▶ DATASET EXTRACT

++++++

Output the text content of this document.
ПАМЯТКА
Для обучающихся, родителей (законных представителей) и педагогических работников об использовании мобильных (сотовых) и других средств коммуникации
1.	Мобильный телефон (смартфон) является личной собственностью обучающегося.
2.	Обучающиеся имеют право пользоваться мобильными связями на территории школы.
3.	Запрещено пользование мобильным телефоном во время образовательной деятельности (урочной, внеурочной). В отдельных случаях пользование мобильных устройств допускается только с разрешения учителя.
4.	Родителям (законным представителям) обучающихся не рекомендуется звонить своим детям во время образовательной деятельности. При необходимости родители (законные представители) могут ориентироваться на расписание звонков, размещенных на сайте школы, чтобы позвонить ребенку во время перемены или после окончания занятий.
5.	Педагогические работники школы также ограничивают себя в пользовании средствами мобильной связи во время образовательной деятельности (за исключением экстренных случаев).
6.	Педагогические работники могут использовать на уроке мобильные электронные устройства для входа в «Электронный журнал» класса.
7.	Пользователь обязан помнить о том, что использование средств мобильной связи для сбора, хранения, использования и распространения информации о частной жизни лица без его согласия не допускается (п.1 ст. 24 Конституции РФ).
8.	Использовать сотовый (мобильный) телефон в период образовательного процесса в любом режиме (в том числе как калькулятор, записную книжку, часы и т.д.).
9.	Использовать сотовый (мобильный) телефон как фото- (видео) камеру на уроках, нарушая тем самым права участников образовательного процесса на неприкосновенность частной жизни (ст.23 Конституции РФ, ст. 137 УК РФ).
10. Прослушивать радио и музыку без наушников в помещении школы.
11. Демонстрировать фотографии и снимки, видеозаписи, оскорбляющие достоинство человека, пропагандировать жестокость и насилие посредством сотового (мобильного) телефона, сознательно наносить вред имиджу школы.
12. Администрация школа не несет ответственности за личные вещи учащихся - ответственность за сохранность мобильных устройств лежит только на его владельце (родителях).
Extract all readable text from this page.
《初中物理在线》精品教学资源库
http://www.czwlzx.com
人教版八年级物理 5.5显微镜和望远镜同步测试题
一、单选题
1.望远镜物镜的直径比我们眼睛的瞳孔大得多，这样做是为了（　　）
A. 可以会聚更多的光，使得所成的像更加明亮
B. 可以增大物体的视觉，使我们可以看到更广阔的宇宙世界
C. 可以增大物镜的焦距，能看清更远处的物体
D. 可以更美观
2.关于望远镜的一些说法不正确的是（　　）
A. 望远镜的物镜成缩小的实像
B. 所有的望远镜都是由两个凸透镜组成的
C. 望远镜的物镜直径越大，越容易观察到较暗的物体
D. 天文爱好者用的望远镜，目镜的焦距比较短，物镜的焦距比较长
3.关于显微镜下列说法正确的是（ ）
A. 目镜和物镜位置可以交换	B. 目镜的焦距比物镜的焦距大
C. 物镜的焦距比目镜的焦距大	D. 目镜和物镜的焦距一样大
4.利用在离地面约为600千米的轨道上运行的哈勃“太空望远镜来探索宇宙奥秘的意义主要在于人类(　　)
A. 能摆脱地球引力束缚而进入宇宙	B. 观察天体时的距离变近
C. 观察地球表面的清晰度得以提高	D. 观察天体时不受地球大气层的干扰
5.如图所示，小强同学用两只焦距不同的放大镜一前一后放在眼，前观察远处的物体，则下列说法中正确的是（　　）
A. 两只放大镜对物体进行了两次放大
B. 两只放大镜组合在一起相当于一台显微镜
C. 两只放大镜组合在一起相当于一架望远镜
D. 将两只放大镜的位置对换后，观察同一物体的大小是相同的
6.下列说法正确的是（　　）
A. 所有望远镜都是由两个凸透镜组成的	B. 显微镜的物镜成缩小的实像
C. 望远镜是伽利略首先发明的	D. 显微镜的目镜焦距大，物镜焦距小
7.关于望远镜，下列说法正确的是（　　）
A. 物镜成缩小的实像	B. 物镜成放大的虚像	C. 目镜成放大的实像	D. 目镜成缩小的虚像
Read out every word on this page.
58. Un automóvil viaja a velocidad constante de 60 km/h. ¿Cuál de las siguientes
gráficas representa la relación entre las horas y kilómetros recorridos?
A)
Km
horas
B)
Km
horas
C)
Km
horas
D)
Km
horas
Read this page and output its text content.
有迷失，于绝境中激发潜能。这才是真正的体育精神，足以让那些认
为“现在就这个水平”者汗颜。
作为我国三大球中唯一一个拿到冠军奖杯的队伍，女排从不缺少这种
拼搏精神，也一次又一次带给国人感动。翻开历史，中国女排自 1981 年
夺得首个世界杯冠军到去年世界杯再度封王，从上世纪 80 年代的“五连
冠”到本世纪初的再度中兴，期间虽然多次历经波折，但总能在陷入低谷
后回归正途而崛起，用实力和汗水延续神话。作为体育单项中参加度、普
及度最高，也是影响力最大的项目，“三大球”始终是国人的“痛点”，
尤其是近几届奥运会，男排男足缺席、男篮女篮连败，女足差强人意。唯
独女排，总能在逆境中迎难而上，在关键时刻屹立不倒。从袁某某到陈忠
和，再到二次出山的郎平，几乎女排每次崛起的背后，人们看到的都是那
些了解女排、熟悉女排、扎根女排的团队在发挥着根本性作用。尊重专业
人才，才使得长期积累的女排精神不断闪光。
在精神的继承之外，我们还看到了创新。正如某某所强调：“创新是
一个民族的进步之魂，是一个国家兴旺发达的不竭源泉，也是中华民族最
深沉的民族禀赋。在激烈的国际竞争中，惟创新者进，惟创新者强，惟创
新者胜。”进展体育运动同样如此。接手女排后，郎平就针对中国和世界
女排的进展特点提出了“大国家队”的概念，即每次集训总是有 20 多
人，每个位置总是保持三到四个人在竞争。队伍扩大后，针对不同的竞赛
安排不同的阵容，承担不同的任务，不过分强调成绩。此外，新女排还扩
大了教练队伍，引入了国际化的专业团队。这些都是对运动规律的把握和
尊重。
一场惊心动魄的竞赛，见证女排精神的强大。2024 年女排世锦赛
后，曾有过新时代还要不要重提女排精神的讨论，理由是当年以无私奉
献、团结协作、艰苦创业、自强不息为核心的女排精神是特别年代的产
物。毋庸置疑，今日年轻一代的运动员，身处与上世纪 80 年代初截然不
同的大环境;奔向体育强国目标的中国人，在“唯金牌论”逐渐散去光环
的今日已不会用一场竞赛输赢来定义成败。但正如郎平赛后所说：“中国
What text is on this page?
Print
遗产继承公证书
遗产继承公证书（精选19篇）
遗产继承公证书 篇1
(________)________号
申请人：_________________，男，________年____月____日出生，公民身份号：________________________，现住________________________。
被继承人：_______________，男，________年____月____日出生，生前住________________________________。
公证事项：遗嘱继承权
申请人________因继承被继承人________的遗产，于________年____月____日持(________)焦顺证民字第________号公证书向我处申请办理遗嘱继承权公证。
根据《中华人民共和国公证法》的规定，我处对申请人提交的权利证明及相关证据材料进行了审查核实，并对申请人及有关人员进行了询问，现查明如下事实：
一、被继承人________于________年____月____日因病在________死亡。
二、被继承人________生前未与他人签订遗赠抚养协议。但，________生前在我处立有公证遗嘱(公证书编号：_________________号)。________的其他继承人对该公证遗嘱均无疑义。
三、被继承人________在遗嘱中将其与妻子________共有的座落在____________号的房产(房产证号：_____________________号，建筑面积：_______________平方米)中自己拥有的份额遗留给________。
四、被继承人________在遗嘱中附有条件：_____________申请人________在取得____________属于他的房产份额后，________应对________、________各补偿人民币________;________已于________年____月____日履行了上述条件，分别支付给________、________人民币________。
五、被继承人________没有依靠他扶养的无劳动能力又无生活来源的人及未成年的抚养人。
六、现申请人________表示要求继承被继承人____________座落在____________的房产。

++++++

▶ TASK BRIEF
Which lines contain "content"? Show each of them.

▶ EXERCISE RESPONSE
Output the text content of this document.
Read this page and output its text content.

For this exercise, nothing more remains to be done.